--- BEGIN MATERIALS PROVIDED ---

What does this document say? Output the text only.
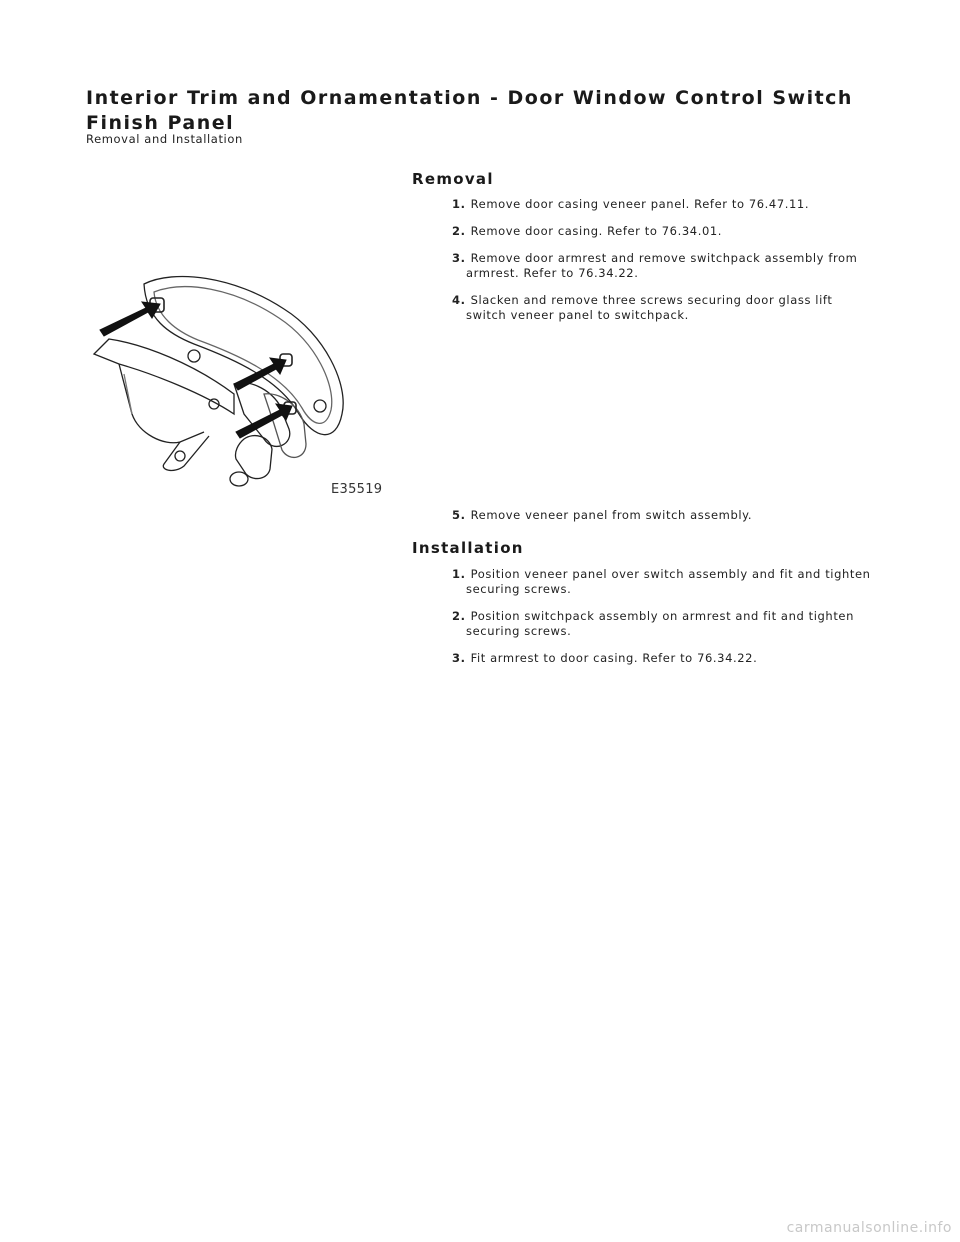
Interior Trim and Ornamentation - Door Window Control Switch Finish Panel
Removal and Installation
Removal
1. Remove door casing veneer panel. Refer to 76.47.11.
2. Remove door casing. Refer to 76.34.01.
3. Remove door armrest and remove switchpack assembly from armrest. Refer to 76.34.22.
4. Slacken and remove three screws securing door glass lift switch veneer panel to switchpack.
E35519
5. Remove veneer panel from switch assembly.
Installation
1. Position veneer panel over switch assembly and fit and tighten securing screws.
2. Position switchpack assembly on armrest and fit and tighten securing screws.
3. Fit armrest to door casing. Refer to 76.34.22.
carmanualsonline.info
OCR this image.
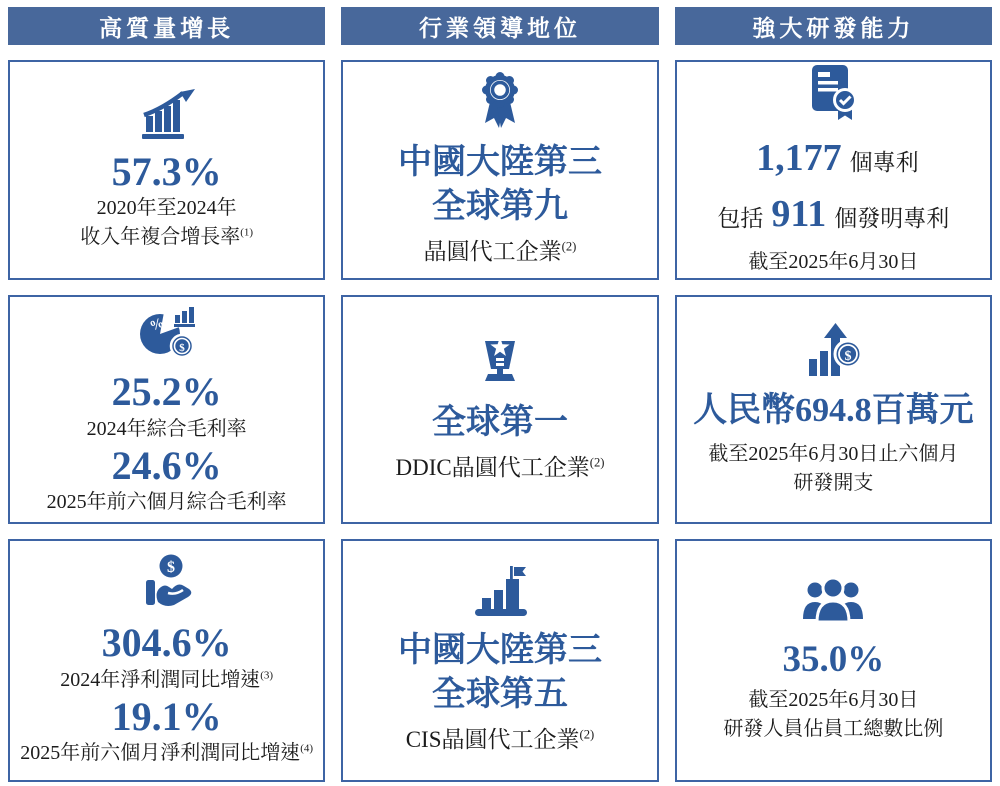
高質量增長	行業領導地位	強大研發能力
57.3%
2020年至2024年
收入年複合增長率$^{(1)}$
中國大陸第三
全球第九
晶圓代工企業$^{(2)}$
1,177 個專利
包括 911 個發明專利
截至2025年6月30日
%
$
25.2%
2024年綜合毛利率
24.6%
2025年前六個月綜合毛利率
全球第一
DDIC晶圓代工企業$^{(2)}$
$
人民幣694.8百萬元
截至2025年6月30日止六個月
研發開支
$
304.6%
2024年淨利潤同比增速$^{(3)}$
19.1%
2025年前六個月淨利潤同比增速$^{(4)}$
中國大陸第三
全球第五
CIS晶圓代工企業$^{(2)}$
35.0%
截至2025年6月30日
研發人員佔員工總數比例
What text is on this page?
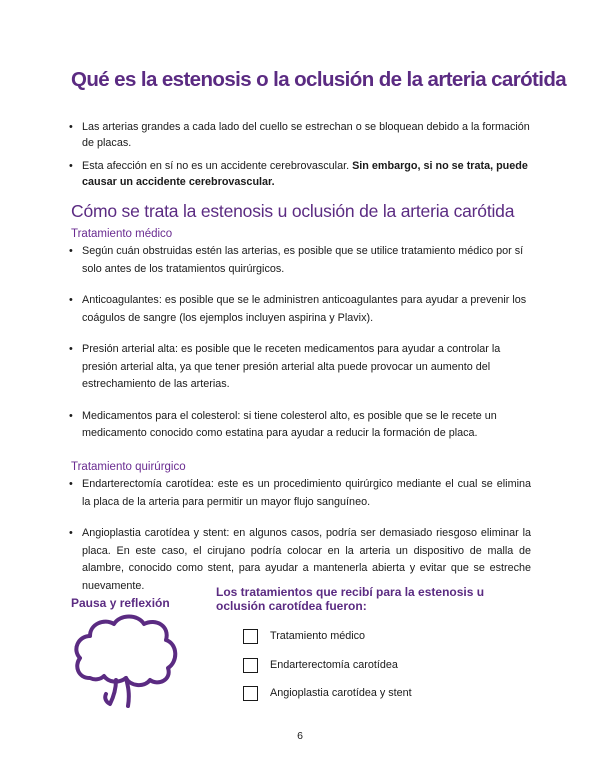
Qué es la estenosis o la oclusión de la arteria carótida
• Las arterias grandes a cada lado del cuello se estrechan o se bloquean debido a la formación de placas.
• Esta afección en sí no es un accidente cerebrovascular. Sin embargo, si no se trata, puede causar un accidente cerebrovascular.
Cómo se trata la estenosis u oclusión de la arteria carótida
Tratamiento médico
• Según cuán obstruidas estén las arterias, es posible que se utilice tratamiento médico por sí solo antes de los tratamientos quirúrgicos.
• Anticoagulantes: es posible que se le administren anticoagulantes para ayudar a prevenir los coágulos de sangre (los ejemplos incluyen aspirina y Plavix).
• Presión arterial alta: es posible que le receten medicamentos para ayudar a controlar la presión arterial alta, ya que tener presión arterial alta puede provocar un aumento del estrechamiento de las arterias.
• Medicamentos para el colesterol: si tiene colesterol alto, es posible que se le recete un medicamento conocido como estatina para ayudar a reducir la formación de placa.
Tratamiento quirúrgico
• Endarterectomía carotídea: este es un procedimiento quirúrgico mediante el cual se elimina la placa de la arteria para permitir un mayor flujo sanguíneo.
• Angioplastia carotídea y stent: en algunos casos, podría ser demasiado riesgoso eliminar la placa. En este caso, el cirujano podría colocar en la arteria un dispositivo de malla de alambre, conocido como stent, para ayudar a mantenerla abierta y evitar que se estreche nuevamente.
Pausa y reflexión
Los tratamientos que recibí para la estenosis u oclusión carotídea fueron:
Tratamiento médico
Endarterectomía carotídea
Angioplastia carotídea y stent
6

--- END MATERIALS PROVIDED ---
--- BEGIN MATERIALS PROVIDED ---

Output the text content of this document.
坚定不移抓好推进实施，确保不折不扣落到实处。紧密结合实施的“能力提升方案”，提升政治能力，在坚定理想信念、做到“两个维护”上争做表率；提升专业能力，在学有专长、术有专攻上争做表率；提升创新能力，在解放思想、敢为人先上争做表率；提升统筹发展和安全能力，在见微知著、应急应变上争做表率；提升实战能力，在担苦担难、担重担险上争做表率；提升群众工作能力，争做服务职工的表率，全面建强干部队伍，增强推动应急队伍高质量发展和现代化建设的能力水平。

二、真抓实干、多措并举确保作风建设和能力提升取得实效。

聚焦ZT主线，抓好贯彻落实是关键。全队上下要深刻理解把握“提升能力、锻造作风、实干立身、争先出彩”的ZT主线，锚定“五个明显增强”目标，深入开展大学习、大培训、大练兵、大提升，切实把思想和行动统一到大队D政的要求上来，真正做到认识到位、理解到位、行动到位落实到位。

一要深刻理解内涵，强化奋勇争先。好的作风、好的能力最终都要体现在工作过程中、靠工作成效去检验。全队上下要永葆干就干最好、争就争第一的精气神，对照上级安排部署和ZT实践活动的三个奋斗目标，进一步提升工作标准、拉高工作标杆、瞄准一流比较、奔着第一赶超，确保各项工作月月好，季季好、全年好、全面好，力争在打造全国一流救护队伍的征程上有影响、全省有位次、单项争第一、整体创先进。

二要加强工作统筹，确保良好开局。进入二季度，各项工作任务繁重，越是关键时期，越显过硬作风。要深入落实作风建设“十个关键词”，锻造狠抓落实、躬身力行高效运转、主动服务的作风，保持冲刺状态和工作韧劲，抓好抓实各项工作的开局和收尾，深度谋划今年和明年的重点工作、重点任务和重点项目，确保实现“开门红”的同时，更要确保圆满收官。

--- END MATERIALS PROVIDED ---
--- BEGIN MATERIALS PROVIDED ---

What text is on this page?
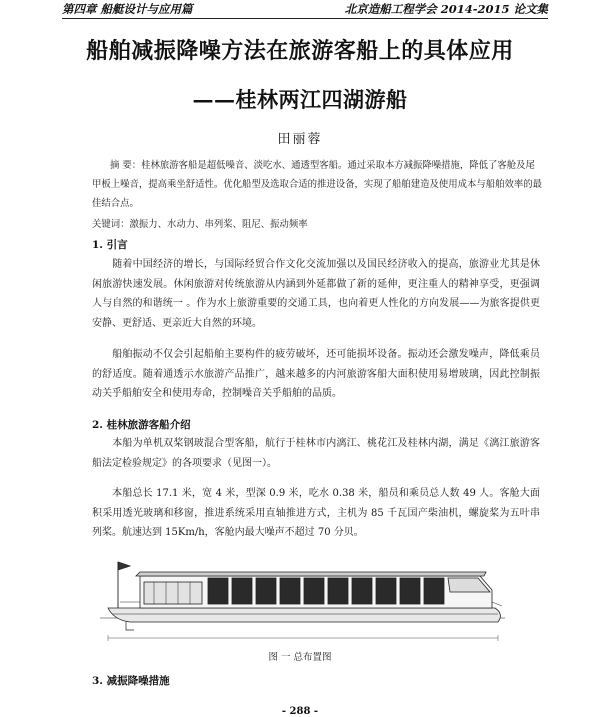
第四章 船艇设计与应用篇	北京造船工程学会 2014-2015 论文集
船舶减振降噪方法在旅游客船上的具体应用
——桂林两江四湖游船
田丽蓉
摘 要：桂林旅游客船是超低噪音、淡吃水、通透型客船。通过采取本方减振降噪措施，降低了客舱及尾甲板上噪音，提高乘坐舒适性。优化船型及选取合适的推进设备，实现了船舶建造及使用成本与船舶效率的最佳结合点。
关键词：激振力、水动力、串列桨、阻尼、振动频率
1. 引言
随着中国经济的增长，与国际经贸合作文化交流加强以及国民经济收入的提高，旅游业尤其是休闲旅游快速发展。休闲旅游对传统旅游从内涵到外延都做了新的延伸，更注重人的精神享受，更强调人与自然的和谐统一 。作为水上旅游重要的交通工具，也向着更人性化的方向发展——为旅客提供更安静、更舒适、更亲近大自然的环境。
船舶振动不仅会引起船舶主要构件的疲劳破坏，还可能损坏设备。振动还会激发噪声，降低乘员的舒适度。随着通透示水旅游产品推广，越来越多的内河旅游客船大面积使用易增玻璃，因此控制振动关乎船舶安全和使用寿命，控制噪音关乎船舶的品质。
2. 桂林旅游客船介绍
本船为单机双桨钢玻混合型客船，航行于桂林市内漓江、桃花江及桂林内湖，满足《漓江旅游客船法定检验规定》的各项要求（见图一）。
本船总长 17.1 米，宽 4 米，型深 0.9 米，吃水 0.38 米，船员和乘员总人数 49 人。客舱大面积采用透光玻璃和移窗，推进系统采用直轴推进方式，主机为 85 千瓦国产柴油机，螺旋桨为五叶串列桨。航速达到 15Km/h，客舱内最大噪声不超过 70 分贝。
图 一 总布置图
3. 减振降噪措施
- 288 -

--- END MATERIALS PROVIDED ---

YOUR GOAL
Among the entries above, how many lines hold the string "assembly"? Respond with nothing but the number.

RESPONSE FOR THIS EXERCISE
4